** Selected extract **
::::
The actual burning of the veil turned out to be a very hilarious story I retell as a comedic bit. The motivation behind it was more solemn. I was working on a photography project for class and I’d decided to take very intimate, beautiful photos of all of the women in my life. As a celebration of sisterhood or what have you. I thought that, as a symbol, my burning a wedding veil would be a great photo to use on the last page of my presentation. Things to note:
It was not my own veil. I was going to get married wearing my mothers veil which she heartbreakingly has been preserving for me in a plastic bag stored in the attic. She brought it down for me to try on when I got engaged. It was so beautiful I cried. It still had the edelweiss flowers that my great-grandmother had sewn into it for her wedding. We were both excited. We were both angry when we had to put it back in the attic.
The veil was purchased at a GoodWill store and had no sentimental value (I’m sure the bride who donated it was quite done with her marriage as well, so I like to think she’d agree with my choice to burn it). It was always meant to be symbolic of the disillusionment of marriage. It was a literal burning of societal expectation that women need to find happiness through marriage. It was a woman emerging from the flames, forever changed. A shedding of sorts.
It was a not a specific fuck you to my ex. It was not even about just me. It was a comment on things much larger.
::::
[Bounding box prediction data]

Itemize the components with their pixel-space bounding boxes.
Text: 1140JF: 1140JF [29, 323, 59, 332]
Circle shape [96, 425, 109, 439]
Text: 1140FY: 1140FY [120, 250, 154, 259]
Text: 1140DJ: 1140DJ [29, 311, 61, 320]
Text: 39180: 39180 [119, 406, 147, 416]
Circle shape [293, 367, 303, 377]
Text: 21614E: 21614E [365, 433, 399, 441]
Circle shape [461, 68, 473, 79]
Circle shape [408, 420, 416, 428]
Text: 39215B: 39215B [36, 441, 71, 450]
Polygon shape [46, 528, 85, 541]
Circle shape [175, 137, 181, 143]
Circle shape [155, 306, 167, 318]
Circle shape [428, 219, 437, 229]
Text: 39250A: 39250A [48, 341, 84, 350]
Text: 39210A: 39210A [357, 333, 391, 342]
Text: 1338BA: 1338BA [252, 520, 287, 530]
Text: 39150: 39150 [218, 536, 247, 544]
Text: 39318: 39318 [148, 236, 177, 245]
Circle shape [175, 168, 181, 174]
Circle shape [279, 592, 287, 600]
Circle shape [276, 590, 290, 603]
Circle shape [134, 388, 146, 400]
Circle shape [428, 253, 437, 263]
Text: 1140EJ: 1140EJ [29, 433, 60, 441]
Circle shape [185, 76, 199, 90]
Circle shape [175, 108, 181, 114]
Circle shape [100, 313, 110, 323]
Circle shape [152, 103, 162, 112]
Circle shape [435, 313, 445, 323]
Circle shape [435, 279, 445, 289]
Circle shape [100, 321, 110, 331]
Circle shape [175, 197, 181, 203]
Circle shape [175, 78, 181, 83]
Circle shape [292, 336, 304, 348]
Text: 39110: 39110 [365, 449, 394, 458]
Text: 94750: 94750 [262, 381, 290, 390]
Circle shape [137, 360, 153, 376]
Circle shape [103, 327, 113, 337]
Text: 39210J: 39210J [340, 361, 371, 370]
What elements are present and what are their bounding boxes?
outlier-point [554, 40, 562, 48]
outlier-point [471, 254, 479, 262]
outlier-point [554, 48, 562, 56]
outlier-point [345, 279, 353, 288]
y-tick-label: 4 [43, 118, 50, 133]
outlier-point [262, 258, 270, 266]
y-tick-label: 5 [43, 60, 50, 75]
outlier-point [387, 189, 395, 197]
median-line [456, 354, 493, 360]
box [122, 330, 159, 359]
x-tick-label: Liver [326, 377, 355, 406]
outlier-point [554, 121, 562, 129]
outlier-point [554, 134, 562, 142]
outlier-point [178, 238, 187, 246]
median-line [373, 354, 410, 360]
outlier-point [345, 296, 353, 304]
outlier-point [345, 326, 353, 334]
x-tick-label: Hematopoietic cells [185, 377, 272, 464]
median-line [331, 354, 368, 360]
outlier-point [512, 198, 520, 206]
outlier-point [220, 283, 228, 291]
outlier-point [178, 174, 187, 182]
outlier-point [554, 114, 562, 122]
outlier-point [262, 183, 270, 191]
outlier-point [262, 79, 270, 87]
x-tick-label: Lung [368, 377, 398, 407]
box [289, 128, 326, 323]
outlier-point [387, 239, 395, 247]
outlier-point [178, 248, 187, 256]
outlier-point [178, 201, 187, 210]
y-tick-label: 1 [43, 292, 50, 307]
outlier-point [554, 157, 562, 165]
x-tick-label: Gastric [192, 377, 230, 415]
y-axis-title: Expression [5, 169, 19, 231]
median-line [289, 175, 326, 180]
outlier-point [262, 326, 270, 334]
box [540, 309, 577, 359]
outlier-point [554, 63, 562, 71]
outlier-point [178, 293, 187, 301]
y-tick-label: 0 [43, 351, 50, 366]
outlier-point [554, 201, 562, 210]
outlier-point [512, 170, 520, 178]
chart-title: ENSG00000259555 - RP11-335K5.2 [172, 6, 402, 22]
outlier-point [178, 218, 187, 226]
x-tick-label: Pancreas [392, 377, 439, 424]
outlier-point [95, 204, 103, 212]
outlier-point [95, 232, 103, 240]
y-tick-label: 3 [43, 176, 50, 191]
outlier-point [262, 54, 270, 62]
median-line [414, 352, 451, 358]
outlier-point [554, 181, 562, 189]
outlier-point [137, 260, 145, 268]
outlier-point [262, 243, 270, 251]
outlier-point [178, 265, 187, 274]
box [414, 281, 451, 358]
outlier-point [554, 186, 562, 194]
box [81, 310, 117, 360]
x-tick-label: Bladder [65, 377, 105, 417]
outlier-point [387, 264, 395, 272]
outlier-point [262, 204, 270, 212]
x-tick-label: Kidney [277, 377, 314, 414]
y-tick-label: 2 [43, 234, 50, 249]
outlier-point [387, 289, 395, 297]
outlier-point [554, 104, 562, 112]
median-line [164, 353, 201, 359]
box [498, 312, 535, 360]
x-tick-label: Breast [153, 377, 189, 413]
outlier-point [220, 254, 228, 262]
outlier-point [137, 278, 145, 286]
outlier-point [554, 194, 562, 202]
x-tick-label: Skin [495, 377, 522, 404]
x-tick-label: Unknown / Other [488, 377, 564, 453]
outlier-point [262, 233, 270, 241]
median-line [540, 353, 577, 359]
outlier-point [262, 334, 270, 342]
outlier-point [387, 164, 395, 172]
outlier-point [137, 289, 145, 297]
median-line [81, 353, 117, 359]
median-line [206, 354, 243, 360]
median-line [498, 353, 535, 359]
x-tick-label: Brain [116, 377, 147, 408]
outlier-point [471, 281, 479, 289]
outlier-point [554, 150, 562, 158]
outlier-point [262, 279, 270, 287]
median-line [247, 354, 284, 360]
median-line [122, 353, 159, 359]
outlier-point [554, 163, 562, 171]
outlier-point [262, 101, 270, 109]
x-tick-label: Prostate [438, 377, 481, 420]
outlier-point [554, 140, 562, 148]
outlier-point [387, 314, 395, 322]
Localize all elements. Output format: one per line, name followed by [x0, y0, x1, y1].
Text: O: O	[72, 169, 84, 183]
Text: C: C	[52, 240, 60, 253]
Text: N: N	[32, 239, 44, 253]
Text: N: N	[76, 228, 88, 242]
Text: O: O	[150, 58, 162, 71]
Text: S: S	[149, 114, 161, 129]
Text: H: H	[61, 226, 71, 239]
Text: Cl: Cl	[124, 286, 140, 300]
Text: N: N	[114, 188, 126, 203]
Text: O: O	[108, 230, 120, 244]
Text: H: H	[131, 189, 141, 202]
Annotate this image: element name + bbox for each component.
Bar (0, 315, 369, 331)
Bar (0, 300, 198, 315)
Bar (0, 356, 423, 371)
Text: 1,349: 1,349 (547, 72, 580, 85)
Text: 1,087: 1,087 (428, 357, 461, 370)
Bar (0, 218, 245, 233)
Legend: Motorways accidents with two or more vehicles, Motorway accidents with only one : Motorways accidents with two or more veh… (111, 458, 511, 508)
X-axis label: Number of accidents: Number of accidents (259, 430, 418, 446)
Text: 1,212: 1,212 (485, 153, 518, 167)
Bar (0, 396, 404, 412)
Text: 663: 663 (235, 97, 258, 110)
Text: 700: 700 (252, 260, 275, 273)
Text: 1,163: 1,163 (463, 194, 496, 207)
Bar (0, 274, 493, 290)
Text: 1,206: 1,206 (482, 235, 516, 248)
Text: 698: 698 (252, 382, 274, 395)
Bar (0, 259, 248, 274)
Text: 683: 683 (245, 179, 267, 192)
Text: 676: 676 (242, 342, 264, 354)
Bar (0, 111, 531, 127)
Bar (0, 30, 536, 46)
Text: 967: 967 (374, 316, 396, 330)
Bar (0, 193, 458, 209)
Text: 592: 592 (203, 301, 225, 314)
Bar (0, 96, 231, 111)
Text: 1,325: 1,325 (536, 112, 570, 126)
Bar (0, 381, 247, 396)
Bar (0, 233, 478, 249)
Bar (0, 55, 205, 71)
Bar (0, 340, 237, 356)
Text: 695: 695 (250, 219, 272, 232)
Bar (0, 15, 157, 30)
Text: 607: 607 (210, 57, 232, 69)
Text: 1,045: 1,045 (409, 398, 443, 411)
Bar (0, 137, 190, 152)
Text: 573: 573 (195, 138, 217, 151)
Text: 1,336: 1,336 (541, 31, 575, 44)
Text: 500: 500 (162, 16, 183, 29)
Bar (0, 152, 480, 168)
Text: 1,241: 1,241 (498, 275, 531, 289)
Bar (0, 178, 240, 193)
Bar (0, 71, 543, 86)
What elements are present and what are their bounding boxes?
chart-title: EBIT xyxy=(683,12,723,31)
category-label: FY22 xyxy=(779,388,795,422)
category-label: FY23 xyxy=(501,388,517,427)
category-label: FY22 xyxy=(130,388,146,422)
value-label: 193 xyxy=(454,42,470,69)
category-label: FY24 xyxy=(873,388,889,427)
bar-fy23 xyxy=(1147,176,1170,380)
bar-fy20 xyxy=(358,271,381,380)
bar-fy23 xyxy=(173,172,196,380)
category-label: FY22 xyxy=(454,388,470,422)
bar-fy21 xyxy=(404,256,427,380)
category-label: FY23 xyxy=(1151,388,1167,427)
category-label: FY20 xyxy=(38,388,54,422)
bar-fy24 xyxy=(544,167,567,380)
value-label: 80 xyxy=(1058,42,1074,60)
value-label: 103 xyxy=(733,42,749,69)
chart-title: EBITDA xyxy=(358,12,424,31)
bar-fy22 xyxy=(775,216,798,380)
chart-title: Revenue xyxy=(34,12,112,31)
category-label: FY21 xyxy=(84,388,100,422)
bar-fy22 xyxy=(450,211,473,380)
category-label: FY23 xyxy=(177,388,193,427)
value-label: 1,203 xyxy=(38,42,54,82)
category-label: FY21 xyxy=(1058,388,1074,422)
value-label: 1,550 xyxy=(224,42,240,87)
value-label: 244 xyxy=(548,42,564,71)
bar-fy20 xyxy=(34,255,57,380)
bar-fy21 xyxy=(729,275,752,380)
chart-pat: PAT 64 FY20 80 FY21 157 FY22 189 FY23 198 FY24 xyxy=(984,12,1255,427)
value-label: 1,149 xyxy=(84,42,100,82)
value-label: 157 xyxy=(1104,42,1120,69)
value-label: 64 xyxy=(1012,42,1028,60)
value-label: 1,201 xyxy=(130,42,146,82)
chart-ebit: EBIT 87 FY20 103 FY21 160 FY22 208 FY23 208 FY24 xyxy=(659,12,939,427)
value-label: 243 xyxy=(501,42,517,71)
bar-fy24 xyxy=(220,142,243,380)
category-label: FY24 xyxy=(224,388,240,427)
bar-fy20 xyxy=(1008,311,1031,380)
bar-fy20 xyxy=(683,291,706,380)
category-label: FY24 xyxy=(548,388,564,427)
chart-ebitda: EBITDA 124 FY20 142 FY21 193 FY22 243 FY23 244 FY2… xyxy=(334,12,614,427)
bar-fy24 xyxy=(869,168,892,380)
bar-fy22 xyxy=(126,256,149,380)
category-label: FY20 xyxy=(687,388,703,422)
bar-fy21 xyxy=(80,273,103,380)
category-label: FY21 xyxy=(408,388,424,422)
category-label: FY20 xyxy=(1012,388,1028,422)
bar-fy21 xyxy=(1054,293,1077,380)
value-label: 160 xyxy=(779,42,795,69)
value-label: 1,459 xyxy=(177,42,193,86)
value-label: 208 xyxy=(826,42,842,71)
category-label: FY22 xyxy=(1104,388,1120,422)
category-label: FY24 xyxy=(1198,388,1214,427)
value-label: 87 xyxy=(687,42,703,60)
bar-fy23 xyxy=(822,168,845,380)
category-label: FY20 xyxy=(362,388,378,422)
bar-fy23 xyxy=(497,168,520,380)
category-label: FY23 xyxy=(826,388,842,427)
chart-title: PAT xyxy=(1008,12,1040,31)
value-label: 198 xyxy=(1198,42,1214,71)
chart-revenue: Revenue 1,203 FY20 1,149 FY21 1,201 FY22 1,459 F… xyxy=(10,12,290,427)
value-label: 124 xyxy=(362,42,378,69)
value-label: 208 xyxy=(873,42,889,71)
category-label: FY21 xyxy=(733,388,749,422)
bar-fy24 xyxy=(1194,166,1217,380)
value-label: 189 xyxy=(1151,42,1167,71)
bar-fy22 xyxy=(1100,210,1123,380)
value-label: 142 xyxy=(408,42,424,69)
::::
** What you have to do **
Answer these from the passage about burning a wedding veil:
1. Where was the mother's veil kept?
2. What had the great-grandmother sewn into that veil?
3. Where was the veil that got burned purchased?

** Exercise solution **
1. In a plastic bag stored in the attic.
2. Edelweiss flowers.
3. At a GoodWill store.